'''
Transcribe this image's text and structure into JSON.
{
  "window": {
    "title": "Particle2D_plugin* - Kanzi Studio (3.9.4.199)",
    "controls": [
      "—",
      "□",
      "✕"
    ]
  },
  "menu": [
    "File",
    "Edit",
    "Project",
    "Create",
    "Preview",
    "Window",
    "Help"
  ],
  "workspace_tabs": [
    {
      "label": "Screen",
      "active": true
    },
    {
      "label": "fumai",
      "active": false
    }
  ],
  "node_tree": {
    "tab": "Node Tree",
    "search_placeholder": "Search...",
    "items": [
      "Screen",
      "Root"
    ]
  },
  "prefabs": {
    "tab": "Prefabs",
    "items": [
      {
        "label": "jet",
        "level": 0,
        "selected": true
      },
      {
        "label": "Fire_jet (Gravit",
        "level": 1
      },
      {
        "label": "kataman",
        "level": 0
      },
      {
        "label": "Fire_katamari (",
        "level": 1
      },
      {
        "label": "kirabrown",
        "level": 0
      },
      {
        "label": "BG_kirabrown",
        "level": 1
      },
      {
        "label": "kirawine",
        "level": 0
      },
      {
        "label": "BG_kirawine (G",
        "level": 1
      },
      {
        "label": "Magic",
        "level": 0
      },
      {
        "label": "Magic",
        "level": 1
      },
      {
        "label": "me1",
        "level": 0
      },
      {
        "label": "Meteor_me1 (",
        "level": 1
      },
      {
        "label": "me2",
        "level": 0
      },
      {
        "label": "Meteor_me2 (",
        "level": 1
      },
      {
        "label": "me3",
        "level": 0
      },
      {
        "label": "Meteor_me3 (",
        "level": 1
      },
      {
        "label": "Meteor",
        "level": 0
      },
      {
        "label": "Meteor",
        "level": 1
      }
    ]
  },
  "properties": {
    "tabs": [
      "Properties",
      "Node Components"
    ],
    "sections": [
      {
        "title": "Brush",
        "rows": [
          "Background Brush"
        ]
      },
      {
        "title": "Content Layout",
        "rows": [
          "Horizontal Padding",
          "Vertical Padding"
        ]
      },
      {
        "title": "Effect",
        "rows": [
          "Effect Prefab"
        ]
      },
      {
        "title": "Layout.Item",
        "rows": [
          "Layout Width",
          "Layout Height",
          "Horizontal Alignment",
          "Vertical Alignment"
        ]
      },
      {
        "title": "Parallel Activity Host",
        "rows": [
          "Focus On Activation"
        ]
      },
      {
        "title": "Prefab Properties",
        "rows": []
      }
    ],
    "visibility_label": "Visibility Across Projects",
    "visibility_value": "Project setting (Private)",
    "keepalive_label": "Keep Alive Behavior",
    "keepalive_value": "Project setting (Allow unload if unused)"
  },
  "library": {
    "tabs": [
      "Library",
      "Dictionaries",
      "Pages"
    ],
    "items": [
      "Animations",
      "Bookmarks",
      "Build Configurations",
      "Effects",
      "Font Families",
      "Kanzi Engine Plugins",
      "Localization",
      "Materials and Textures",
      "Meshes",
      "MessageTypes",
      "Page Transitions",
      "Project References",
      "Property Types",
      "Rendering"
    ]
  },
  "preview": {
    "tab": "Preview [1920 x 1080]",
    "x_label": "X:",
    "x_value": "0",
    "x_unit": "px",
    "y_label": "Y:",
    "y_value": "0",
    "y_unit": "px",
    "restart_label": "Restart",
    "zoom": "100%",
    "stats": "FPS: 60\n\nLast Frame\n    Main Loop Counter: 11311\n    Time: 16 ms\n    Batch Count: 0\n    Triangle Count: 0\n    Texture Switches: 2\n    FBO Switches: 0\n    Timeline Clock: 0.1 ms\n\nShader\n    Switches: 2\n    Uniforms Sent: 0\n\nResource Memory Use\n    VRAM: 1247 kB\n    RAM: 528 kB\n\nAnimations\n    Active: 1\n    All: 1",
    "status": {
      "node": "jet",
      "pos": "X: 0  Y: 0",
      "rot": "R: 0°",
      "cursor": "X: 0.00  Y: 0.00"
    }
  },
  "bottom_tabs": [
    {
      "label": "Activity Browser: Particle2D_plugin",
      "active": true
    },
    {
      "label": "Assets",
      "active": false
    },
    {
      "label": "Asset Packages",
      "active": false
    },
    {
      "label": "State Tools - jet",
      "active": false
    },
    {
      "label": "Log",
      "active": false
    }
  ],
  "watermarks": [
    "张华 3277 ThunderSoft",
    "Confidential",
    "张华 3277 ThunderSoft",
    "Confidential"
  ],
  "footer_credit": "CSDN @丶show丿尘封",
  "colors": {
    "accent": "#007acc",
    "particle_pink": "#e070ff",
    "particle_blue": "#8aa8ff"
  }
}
'''
**What to produce**
Restate the listing above word for word.

**Solution to this task**
Transcribe this image's text and structure into JSON.
{
  "window": {
    "title": "Particle2D_plugin* - Kanzi Studio (3.9.4.199)",
    "controls": [
      "—",
      "□",
      "✕"
    ]
  },
  "menu": [
    "File",
    "Edit",
    "Project",
    "Create",
    "Preview",
    "Window",
    "Help"
  ],
  "workspace_tabs": [
    {
      "label": "Screen",
      "active": true
    },
    {
      "label": "fumai",
      "active": false
    }
  ],
  "node_tree": {
    "tab": "Node Tree",
    "search_placeholder": "Search...",
    "items": [
      "Screen",
      "Root"
    ]
  },
  "prefabs": {
    "tab": "Prefabs",
    "items": [
      {
        "label": "jet",
        "level": 0,
        "selected": true
      },
      {
        "label": "Fire_jet (Gravit",
        "level": 1
      },
      {
        "label": "kataman",
        "level": 0
      },
      {
        "label": "Fire_katamari (",
        "level": 1
      },
      {
        "label": "kirabrown",
        "level": 0
      },
      {
        "label": "BG_kirabrown",
        "level": 1
      },
      {
        "label": "kirawine",
        "level": 0
      },
      {
        "label": "BG_kirawine (G",
        "level": 1
      },
      {
        "label": "Magic",
        "level": 0
      },
      {
        "label": "Magic",
        "level": 1
      },
      {
        "label": "me1",
        "level": 0
      },
      {
        "label": "Meteor_me1 (",
        "level": 1
      },
      {
        "label": "me2",
        "level": 0
      },
      {
        "label": "Meteor_me2 (",
        "level": 1
      },
      {
        "label": "me3",
        "level": 0
      },
      {
        "label": "Meteor_me3 (",
        "level": 1
      },
      {
        "label": "Meteor",
        "level": 0
      },
      {
        "label": "Meteor",
        "level": 1
      }
    ]
  },
  "properties": {
    "tabs": [
      "Properties",
      "Node Components"
    ],
    "sections": [
      {
        "title": "Brush",
        "rows": [
          "Background Brush"
        ]
      },
      {
        "title": "Content Layout",
        "rows": [
          "Horizontal Padding",
          "Vertical Padding"
        ]
      },
      {
        "title": "Effect",
        "rows": [
          "Effect Prefab"
        ]
      },
      {
        "title": "Layout.Item",
        "rows": [
          "Layout Width",
          "Layout Height",
          "Horizontal Alignment",
          "Vertical Alignment"
        ]
      },
      {
        "title": "Parallel Activity Host",
        "rows": [
          "Focus On Activation"
        ]
      },
      {
        "title": "Prefab Properties",
        "rows": []
      }
    ],
    "visibility_label": "Visibility Across Projects",
    "visibility_value": "Project setting (Private)",
    "keepalive_label": "Keep Alive Behavior",
    "keepalive_value": "Project setting (Allow unload if unused)"
  },
  "library": {
    "tabs": [
      "Library",
      "Dictionaries",
      "Pages"
    ],
    "items": [
      "Animations",
      "Bookmarks",
      "Build Configurations",
      "Effects",
      "Font Families",
      "Kanzi Engine Plugins",
      "Localization",
      "Materials and Textures",
      "Meshes",
      "MessageTypes",
      "Page Transitions",
      "Project References",
      "Property Types",
      "Rendering"
    ]
  },
  "preview": {
    "tab": "Preview [1920 x 1080]",
    "x_label": "X:",
    "x_value": "0",
    "x_unit": "px",
    "y_label": "Y:",
    "y_value": "0",
    "y_unit": "px",
    "restart_label": "Restart",
    "zoom": "100%",
    "stats": "FPS: 60\n\nLast Frame\n    Main Loop Counter: 11311\n    Time: 16 ms\n    Batch Count: 0\n    Triangle Count: 0\n    Texture Switches: 2\n    FBO Switches: 0\n    Timeline Clock: 0.1 ms\n\nShader\n    Switches: 2\n    Uniforms Sent: 0\n\nResource Memory Use\n    VRAM: 1247 kB\n    RAM: 528 kB\n\nAnimations\n    Active: 1\n    All: 1",
    "status": {
      "node": "jet",
      "pos": "X: 0  Y: 0",
      "rot": "R: 0°",
      "cursor": "X: 0.00  Y: 0.00"
    }
  },
  "bottom_tabs": [
    {
      "label": "Activity Browser: Particle2D_plugin",
      "active": true
    },
    {
      "label": "Assets",
      "active": false
    },
    {
      "label": "Asset Packages",
      "active": false
    },
    {
      "label": "State Tools - jet",
      "active": false
    },
    {
      "label": "Log",
      "active": false
    }
  ],
  "watermarks": [
    "张华 3277 ThunderSoft",
    "Confidential",
    "张华 3277 ThunderSoft",
    "Confidential"
  ],
  "footer_credit": "CSDN @丶show丿尘封",
  "colors": {
    "accent": "#007acc",
    "particle_pink": "#e070ff",
    "particle_blue": "#8aa8ff"
  }
}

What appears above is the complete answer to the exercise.